Start Information given
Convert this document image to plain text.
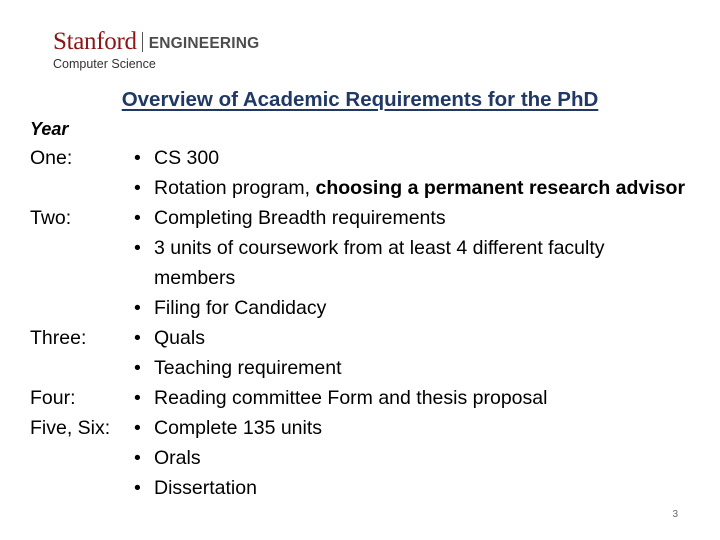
Stanford ENGINEERING
Computer Science
Overview of Academic Requirements for the PhD
Year
One:	• CS 300
• Rotation program, choosing a permanent research advisor
Two:	• Completing Breadth requirements
• 3 units of coursework from at least 4 different faculty members
• Filing for Candidacy
Three:	• Quals
• Teaching requirement
Four:	• Reading committee Form and thesis proposal
Five, Six:	• Complete 135 units
• Orals
• Dissertation
3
End Information given
• **Goal**:
Your copy of the data should match it exactly, except that pictures are left out.

• **Written solution**:
Convert this document image to plain text.
Stanford ENGINEERING
Computer Science
Overview of Academic Requirements for the PhD
Year
One:	• CS 300
• Rotation program, choosing a permanent research advisor
Two:	• Completing Breadth requirements
• 3 units of coursework from at least 4 different faculty members
• Filing for Candidacy
Three:	• Quals
• Teaching requirement
Four:	• Reading committee Form and thesis proposal
Five, Six:	• Complete 135 units
• Orals
• Dissertation
3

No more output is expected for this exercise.